• Problem statement
Look through the lines below and state how many hold the word "title". Write only the number.

• Data rows
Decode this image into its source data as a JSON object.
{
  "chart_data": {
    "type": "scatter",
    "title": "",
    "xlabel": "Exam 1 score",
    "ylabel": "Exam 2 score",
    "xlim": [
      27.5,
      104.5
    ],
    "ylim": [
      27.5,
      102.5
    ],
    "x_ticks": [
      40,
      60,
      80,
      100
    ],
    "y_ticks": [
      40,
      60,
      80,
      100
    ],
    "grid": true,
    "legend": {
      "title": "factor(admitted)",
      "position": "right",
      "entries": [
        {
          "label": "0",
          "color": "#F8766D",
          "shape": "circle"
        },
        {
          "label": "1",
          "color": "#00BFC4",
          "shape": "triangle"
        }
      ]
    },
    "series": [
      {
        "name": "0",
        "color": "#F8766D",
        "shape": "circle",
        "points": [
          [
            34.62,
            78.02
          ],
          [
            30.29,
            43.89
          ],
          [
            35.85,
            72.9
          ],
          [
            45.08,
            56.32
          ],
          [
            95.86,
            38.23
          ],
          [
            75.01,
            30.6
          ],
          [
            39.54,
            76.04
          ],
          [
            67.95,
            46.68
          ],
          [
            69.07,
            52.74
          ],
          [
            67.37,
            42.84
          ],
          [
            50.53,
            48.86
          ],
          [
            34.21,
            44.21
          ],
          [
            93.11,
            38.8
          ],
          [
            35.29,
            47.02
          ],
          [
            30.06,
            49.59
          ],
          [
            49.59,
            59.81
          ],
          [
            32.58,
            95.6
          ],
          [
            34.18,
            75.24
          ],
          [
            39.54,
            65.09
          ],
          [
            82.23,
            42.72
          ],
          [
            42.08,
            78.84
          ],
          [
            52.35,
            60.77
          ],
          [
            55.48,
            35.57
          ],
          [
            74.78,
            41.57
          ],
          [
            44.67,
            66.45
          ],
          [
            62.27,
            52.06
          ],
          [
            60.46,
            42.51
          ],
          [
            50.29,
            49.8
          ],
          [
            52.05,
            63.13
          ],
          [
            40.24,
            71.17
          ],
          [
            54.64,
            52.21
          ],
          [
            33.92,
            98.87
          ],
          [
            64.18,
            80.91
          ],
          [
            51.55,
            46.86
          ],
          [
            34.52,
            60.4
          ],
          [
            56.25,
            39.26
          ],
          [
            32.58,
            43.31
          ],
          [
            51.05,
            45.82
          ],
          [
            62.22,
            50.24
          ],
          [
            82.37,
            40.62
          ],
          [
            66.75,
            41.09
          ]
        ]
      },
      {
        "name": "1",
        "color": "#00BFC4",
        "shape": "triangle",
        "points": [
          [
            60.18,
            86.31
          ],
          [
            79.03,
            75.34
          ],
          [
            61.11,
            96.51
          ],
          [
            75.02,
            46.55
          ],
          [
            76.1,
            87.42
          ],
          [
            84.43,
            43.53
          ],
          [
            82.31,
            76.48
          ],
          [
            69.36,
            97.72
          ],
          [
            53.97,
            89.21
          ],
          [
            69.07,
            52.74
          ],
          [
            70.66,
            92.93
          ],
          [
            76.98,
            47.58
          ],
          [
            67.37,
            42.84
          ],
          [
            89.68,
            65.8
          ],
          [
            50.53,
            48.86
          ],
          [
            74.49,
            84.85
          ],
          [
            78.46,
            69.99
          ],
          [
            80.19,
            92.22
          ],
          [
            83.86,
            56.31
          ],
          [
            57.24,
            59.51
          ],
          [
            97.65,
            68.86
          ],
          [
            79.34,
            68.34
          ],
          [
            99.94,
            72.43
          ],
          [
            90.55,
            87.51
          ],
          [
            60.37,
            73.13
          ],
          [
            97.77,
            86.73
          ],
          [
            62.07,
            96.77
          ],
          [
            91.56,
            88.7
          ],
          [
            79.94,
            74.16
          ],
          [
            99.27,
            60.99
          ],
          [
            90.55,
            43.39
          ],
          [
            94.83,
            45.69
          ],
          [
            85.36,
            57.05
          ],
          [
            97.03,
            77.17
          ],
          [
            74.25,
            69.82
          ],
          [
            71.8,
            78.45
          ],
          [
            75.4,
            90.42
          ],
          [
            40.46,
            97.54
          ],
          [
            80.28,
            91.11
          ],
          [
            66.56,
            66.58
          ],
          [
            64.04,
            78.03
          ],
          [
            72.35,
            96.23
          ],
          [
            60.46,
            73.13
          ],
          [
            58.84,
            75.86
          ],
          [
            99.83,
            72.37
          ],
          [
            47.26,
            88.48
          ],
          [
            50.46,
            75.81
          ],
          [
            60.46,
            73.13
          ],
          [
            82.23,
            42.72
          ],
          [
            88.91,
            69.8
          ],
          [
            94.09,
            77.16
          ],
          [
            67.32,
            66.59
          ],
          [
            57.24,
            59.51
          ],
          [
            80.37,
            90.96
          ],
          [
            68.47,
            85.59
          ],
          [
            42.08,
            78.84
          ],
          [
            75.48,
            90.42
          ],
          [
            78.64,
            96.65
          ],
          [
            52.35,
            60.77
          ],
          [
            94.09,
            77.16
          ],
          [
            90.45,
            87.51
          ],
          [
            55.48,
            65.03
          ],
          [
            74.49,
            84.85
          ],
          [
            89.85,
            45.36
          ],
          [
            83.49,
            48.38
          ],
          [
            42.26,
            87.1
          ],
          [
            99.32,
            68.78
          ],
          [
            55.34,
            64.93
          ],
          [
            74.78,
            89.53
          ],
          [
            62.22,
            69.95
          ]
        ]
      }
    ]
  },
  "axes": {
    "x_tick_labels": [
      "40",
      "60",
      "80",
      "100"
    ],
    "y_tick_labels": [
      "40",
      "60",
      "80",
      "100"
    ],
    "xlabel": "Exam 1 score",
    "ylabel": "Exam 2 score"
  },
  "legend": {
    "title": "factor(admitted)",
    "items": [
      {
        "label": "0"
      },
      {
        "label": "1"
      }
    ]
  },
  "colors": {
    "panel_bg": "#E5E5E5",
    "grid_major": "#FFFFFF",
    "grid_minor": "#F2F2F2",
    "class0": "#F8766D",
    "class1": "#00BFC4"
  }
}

• Full answer
3